## WHAT IS EXPECTED
Transcribe the whole listing below without changing a word, but leave out every image.

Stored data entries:
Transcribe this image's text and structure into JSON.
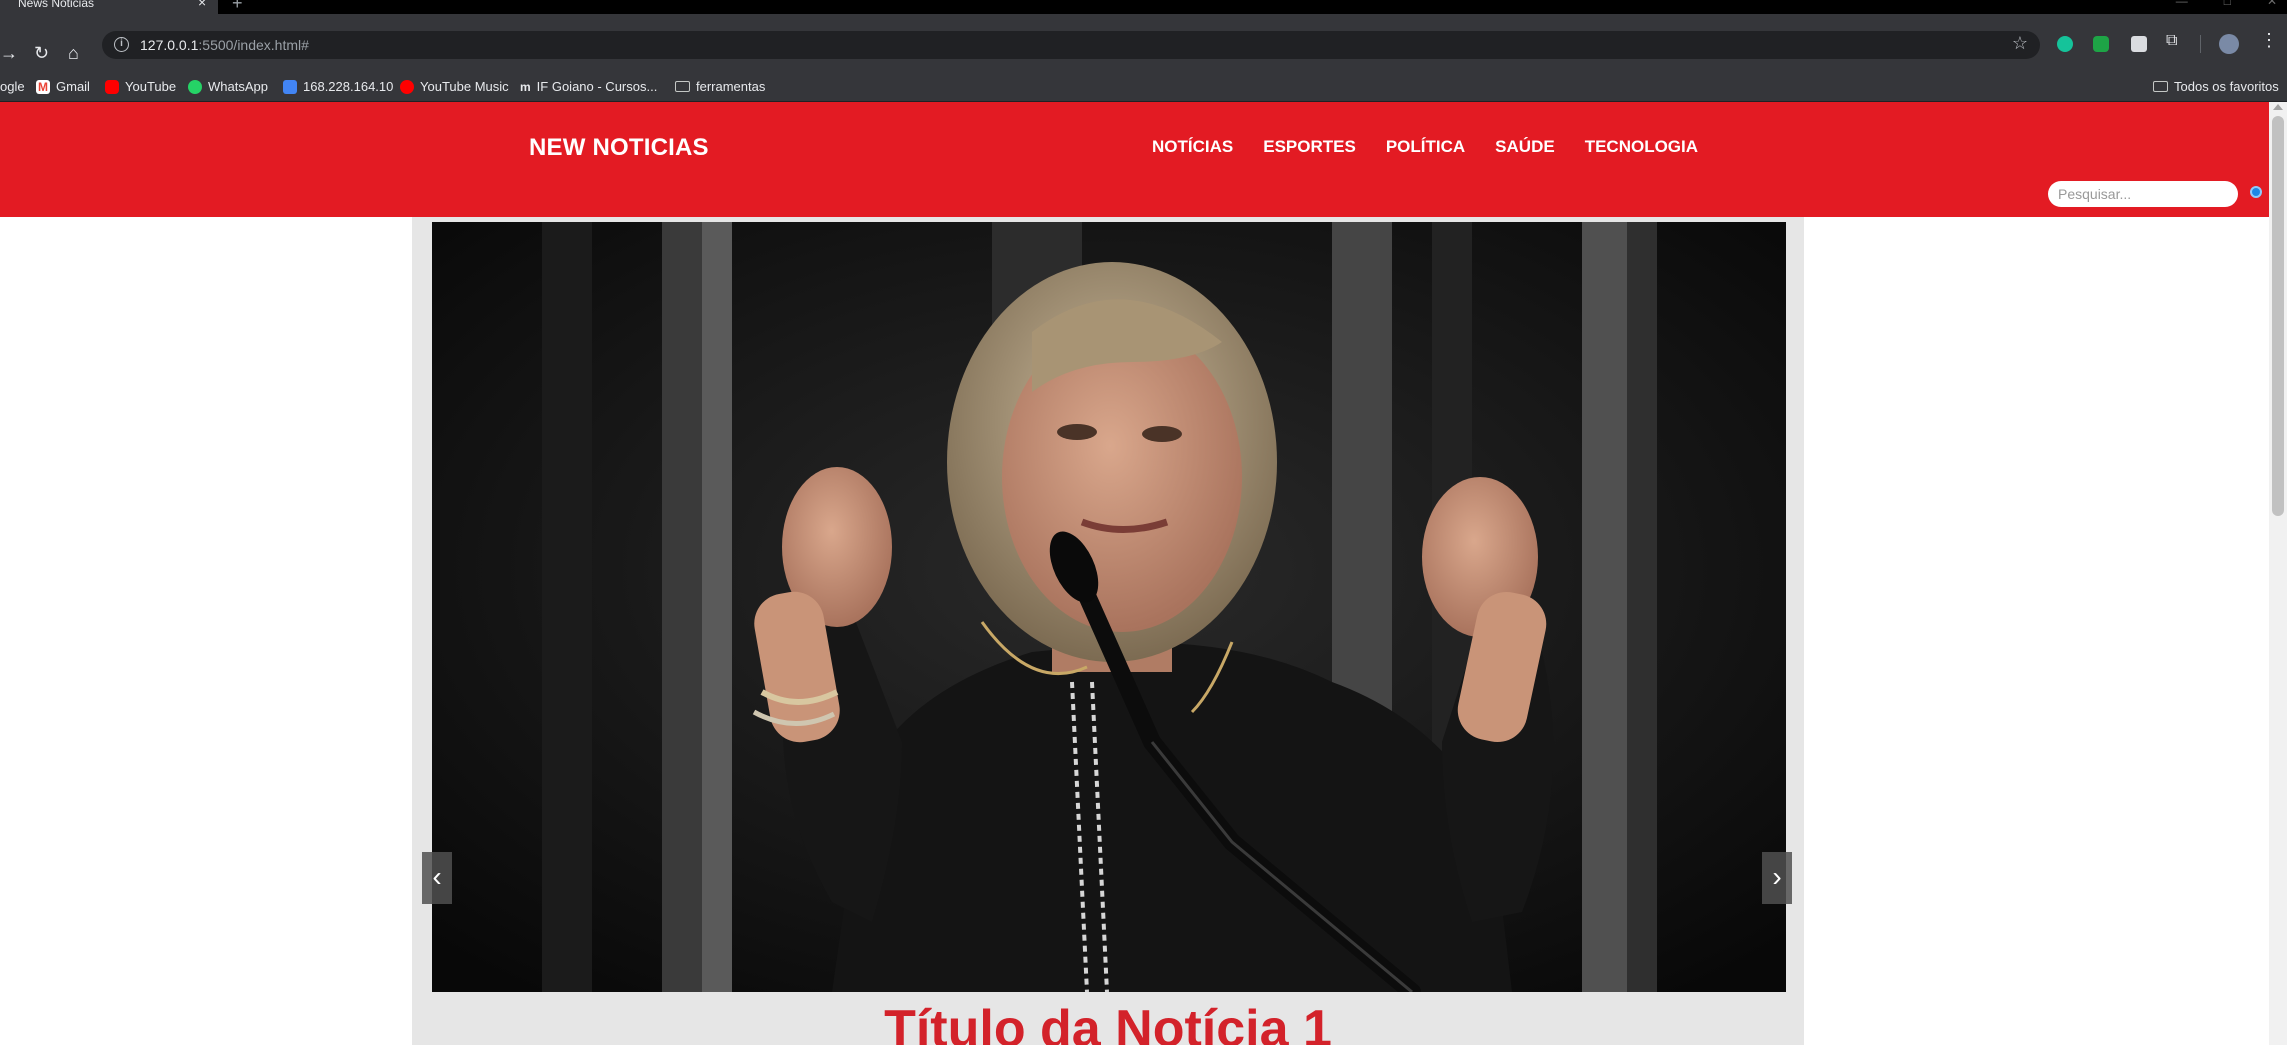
{
  "browser": {
    "tab_title": "News Noticias",
    "url_host": "127.0.0.1",
    "url_rest": ":5500/index.html#",
    "bookmarks": [
      {
        "label": "ogle",
        "icon": "google-icon"
      },
      {
        "label": "Gmail",
        "icon": "gmail-icon",
        "color": "#ea4335"
      },
      {
        "label": "YouTube",
        "icon": "youtube-icon",
        "color": "#ff0000"
      },
      {
        "label": "WhatsApp",
        "icon": "whatsapp-icon",
        "color": "#25d366"
      },
      {
        "label": "168.228.164.10",
        "icon": "server-icon",
        "color": "#4285f4"
      },
      {
        "label": "YouTube Music",
        "icon": "youtube-music-icon",
        "color": "#ff0000"
      },
      {
        "label": "IF Goiano - Cursos...",
        "icon": "moodle-icon"
      },
      {
        "label": "ferramentas",
        "icon": "folder-icon"
      }
    ],
    "all_bookmarks": "Todos os favoritos"
  },
  "site": {
    "logo": "NEW NOTICIAS",
    "nav": [
      "NOTÍCIAS",
      "ESPORTES",
      "POLÍTICA",
      "SAÚDE",
      "TECNOLOGIA"
    ],
    "search_placeholder": "Pesquisar...",
    "accent": "#e31b23"
  },
  "carousel": {
    "prev": "‹",
    "next": "›",
    "slide_title": "Título da Notícia 1"
  }
}
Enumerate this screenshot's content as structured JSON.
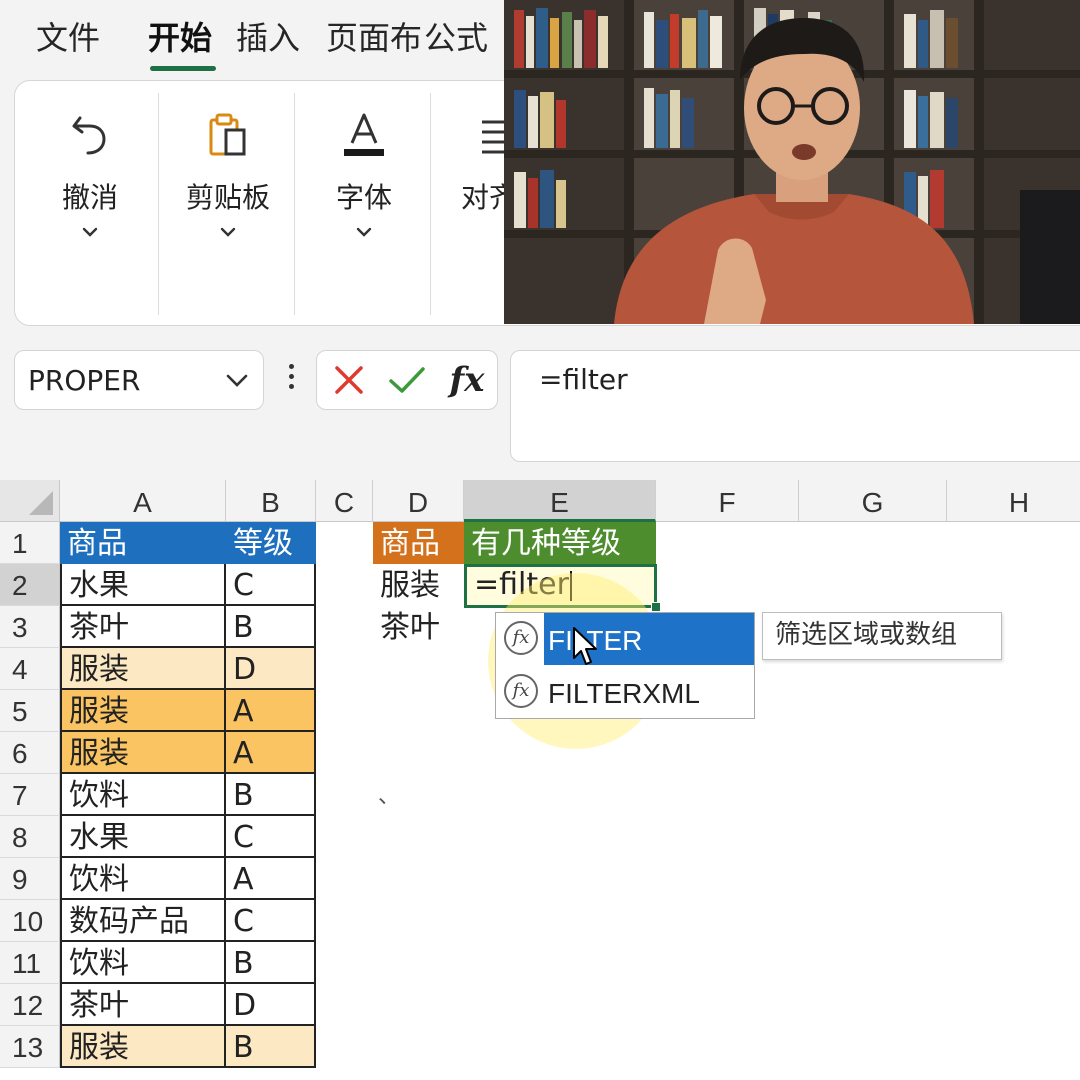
{
  "menu_tabs": [
    {
      "label": "文件"
    },
    {
      "label": "开始",
      "active": true
    },
    {
      "label": "插入"
    },
    {
      "label": "页面布"
    },
    {
      "label": "公式"
    }
  ],
  "ribbon": {
    "groups": [
      {
        "label": "撤消",
        "icon": "undo-icon"
      },
      {
        "label": "剪贴板",
        "icon": "clipboard-icon"
      },
      {
        "label": "字体",
        "icon": "font-color-icon"
      },
      {
        "label": "对齐",
        "icon": "align-icon"
      }
    ]
  },
  "formula_row": {
    "name_box": "PROPER",
    "formula": "=filter",
    "fx_label": "fx"
  },
  "grid": {
    "columns": [
      "A",
      "B",
      "C",
      "D",
      "E",
      "F",
      "G",
      "H"
    ],
    "selected_column": "E",
    "selected_row": "2",
    "row_numbers": [
      "1",
      "2",
      "3",
      "4",
      "5",
      "6",
      "7",
      "8",
      "9",
      "10",
      "11",
      "12",
      "13"
    ],
    "table_a": {
      "headers": [
        "商品",
        "等级"
      ],
      "rows": [
        {
          "item": "水果",
          "grade": "C"
        },
        {
          "item": "茶叶",
          "grade": "B"
        },
        {
          "item": "服装",
          "grade": "D"
        },
        {
          "item": "服装",
          "grade": "A"
        },
        {
          "item": "服装",
          "grade": "A"
        },
        {
          "item": "饮料",
          "grade": "B"
        },
        {
          "item": "水果",
          "grade": "C"
        },
        {
          "item": "饮料",
          "grade": "A"
        },
        {
          "item": "数码产品",
          "grade": "C"
        },
        {
          "item": "饮料",
          "grade": "B"
        },
        {
          "item": "茶叶",
          "grade": "D"
        },
        {
          "item": "服装",
          "grade": "B"
        }
      ]
    },
    "table_d": {
      "header_item": "商品",
      "header_count": "有几种等级",
      "items": [
        "服装",
        "茶叶"
      ]
    },
    "active_cell_text": "=filter",
    "stray_mark": "、"
  },
  "autocomplete": {
    "items": [
      {
        "label": "FILTER",
        "highlighted": true
      },
      {
        "label": "FILTERXML",
        "highlighted": false
      }
    ],
    "tooltip": "筛选区域或数组"
  },
  "colors": {
    "accent_green": "#1e7145",
    "header_blue": "#1f6fbf",
    "header_orange": "#d4711c",
    "header_green": "#4e8d2e",
    "fill_light": "#fde8c4",
    "fill_dark": "#fbc462",
    "autocomplete_highlight": "#1e73c8"
  }
}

## RIGHT ANSWER
Transcribe this image's text and structure into JSON.
{
  "browser": {
    "tab_title": "News Noticias",
    "url_host": "127.0.0.1",
    "url_rest": ":5500/index.html#",
    "bookmarks": [
      {
        "label": "ogle",
        "icon": "google-icon"
      },
      {
        "label": "Gmail",
        "icon": "gmail-icon",
        "color": "#ea4335"
      },
      {
        "label": "YouTube",
        "icon": "youtube-icon",
        "color": "#ff0000"
      },
      {
        "label": "WhatsApp",
        "icon": "whatsapp-icon",
        "color": "#25d366"
      },
      {
        "label": "168.228.164.10",
        "icon": "server-icon",
        "color": "#4285f4"
      },
      {
        "label": "YouTube Music",
        "icon": "youtube-music-icon",
        "color": "#ff0000"
      },
      {
        "label": "IF Goiano - Cursos...",
        "icon": "moodle-icon"
      },
      {
        "label": "ferramentas",
        "icon": "folder-icon"
      }
    ],
    "all_bookmarks": "Todos os favoritos"
  },
  "site": {
    "logo": "NEW NOTICIAS",
    "nav": [
      "NOTÍCIAS",
      "ESPORTES",
      "POLÍTICA",
      "SAÚDE",
      "TECNOLOGIA"
    ],
    "search_placeholder": "Pesquisar...",
    "accent": "#e31b23"
  },
  "carousel": {
    "prev": "‹",
    "next": "›",
    "slide_title": "Título da Notícia 1"
  }
}
Enumerate this screenshot's content as structured JSON.
{
  "menu_tabs": [
    {
      "label": "文件"
    },
    {
      "label": "开始",
      "active": true
    },
    {
      "label": "插入"
    },
    {
      "label": "页面布"
    },
    {
      "label": "公式"
    }
  ],
  "ribbon": {
    "groups": [
      {
        "label": "撤消",
        "icon": "undo-icon"
      },
      {
        "label": "剪贴板",
        "icon": "clipboard-icon"
      },
      {
        "label": "字体",
        "icon": "font-color-icon"
      },
      {
        "label": "对齐",
        "icon": "align-icon"
      }
    ]
  },
  "formula_row": {
    "name_box": "PROPER",
    "formula": "=filter",
    "fx_label": "fx"
  },
  "grid": {
    "columns": [
      "A",
      "B",
      "C",
      "D",
      "E",
      "F",
      "G",
      "H"
    ],
    "selected_column": "E",
    "selected_row": "2",
    "row_numbers": [
      "1",
      "2",
      "3",
      "4",
      "5",
      "6",
      "7",
      "8",
      "9",
      "10",
      "11",
      "12",
      "13"
    ],
    "table_a": {
      "headers": [
        "商品",
        "等级"
      ],
      "rows": [
        {
          "item": "水果",
          "grade": "C"
        },
        {
          "item": "茶叶",
          "grade": "B"
        },
        {
          "item": "服装",
          "grade": "D"
        },
        {
          "item": "服装",
          "grade": "A"
        },
        {
          "item": "服装",
          "grade": "A"
        },
        {
          "item": "饮料",
          "grade": "B"
        },
        {
          "item": "水果",
          "grade": "C"
        },
        {
          "item": "饮料",
          "grade": "A"
        },
        {
          "item": "数码产品",
          "grade": "C"
        },
        {
          "item": "饮料",
          "grade": "B"
        },
        {
          "item": "茶叶",
          "grade": "D"
        },
        {
          "item": "服装",
          "grade": "B"
        }
      ]
    },
    "table_d": {
      "header_item": "商品",
      "header_count": "有几种等级",
      "items": [
        "服装",
        "茶叶"
      ]
    },
    "active_cell_text": "=filter",
    "stray_mark": "、"
  },
  "autocomplete": {
    "items": [
      {
        "label": "FILTER",
        "highlighted": true
      },
      {
        "label": "FILTERXML",
        "highlighted": false
      }
    ],
    "tooltip": "筛选区域或数组"
  },
  "colors": {
    "accent_green": "#1e7145",
    "header_blue": "#1f6fbf",
    "header_orange": "#d4711c",
    "header_green": "#4e8d2e",
    "fill_light": "#fde8c4",
    "fill_dark": "#fbc462",
    "autocomplete_highlight": "#1e73c8"
  }
}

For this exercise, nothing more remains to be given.